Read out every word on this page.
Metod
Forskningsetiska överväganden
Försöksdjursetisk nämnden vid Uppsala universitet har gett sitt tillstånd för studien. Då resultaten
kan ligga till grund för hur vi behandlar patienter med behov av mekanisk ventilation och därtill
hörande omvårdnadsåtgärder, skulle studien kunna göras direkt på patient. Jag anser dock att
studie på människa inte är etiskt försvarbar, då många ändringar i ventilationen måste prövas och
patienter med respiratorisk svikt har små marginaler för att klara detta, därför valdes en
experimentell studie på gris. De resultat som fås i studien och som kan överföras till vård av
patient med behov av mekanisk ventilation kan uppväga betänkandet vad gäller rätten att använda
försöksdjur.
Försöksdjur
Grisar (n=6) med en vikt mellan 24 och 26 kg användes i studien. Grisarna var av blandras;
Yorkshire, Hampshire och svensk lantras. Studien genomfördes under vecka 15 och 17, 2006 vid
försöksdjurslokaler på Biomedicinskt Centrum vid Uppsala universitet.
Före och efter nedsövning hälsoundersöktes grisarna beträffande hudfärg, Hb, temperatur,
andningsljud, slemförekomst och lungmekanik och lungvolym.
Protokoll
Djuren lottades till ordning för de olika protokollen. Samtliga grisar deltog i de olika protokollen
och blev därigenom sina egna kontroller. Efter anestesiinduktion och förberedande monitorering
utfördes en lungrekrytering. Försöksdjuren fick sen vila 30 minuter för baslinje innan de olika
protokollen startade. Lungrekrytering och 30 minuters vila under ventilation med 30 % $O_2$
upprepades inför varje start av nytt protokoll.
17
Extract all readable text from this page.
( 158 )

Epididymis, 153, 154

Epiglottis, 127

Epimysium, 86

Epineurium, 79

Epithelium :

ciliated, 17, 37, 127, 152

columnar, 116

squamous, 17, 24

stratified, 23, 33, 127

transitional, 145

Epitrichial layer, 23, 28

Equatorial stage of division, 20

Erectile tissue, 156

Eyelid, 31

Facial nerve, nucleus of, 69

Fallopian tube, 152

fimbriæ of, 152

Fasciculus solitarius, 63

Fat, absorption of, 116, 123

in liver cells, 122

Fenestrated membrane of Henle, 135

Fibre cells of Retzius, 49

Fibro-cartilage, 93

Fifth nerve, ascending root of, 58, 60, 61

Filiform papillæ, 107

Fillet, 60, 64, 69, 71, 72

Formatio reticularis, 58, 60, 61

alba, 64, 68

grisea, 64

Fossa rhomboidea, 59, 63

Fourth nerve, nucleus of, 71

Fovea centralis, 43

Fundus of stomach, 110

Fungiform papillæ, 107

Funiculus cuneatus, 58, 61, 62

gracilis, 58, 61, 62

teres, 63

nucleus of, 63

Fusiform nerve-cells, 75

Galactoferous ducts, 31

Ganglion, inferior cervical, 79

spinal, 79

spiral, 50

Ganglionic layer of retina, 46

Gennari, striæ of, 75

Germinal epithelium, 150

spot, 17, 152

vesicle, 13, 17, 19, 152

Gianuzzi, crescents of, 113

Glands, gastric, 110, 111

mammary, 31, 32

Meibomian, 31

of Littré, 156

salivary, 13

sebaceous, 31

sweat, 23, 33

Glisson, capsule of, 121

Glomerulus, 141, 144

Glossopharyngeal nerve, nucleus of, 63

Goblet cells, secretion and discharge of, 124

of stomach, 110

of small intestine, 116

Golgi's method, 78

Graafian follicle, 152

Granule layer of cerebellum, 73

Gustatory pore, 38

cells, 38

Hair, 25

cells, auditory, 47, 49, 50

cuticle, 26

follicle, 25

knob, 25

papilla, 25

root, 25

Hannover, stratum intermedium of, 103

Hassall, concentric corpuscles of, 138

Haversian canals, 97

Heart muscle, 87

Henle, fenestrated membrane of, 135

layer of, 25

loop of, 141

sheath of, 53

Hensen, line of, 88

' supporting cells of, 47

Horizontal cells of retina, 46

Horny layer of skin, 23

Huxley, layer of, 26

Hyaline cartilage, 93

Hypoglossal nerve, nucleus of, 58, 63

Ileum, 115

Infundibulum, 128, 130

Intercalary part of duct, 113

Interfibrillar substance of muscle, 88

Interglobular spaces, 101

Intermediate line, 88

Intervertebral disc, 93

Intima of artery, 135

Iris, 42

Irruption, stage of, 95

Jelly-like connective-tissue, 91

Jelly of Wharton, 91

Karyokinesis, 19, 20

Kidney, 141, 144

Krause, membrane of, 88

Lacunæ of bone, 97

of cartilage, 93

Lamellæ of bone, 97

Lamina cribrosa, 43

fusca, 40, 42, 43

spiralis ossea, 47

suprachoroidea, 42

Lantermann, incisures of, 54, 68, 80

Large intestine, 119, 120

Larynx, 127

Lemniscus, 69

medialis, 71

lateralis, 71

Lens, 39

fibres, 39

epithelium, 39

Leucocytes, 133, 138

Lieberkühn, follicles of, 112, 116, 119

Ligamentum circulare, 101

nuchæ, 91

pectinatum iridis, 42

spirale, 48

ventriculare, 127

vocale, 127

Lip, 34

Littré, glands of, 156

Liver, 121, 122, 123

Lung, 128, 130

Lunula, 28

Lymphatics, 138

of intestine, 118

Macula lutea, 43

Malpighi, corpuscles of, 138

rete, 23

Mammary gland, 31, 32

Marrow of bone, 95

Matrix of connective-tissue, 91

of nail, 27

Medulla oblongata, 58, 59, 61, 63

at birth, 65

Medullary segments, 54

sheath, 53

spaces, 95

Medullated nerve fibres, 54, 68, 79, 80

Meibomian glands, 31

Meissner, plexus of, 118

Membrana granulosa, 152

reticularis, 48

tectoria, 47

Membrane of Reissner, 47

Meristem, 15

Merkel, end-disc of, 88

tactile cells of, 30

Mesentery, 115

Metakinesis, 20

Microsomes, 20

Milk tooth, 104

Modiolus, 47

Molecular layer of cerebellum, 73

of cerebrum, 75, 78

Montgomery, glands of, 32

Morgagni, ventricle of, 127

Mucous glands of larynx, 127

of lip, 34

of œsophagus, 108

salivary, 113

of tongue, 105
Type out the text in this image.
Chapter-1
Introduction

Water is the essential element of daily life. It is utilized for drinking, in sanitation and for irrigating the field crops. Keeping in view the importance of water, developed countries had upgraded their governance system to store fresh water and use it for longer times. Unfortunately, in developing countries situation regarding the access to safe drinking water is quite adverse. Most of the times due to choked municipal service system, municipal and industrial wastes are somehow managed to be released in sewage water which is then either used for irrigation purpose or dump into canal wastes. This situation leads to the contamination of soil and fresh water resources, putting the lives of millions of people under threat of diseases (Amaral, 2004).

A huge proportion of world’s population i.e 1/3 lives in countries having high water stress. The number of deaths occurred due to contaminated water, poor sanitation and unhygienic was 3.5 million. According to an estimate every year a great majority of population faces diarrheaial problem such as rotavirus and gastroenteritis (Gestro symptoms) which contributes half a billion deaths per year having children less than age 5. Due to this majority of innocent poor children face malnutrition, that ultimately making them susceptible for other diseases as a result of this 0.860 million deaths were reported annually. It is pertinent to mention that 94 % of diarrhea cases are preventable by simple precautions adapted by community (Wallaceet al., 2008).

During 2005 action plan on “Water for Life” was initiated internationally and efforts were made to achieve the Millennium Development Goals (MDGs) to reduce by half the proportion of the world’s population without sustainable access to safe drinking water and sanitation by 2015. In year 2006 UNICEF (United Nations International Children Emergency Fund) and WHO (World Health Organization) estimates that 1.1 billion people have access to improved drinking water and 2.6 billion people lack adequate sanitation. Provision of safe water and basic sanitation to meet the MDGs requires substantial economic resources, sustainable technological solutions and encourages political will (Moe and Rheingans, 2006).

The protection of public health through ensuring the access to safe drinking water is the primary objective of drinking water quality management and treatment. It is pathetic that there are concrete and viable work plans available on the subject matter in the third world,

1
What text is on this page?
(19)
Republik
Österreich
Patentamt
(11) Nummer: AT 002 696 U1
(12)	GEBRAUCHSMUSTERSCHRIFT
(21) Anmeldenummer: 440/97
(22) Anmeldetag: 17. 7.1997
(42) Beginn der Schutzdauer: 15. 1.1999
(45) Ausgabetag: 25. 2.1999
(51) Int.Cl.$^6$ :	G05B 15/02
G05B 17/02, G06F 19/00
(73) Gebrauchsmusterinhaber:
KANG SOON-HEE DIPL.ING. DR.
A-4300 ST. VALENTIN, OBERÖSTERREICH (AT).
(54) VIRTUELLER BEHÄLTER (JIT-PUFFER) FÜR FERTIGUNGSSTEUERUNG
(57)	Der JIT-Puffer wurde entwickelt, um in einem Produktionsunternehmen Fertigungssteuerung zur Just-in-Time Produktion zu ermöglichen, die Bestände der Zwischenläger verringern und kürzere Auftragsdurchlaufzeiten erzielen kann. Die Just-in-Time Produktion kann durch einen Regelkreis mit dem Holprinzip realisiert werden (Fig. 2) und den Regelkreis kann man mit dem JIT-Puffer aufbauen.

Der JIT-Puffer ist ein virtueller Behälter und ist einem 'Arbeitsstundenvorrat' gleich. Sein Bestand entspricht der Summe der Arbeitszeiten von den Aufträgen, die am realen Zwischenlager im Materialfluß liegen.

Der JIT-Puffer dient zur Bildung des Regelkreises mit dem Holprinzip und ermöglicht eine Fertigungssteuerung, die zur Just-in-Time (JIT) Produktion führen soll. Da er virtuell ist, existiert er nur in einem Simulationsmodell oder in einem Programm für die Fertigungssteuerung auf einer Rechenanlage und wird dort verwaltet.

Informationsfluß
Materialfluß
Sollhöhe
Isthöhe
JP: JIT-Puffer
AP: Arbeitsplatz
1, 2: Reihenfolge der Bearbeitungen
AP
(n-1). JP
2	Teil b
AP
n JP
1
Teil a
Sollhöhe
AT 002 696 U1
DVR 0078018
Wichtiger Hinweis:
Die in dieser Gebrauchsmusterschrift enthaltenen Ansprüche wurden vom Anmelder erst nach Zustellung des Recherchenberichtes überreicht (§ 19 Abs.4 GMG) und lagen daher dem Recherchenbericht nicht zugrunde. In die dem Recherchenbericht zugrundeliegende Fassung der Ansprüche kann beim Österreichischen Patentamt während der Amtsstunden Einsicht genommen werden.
......
Which lines in the data above hold the string "cerebellum"? Show each one.

**Solution for this problem:**
Granule layer of cerebellum, 73
Molecular layer of cerebellum, 73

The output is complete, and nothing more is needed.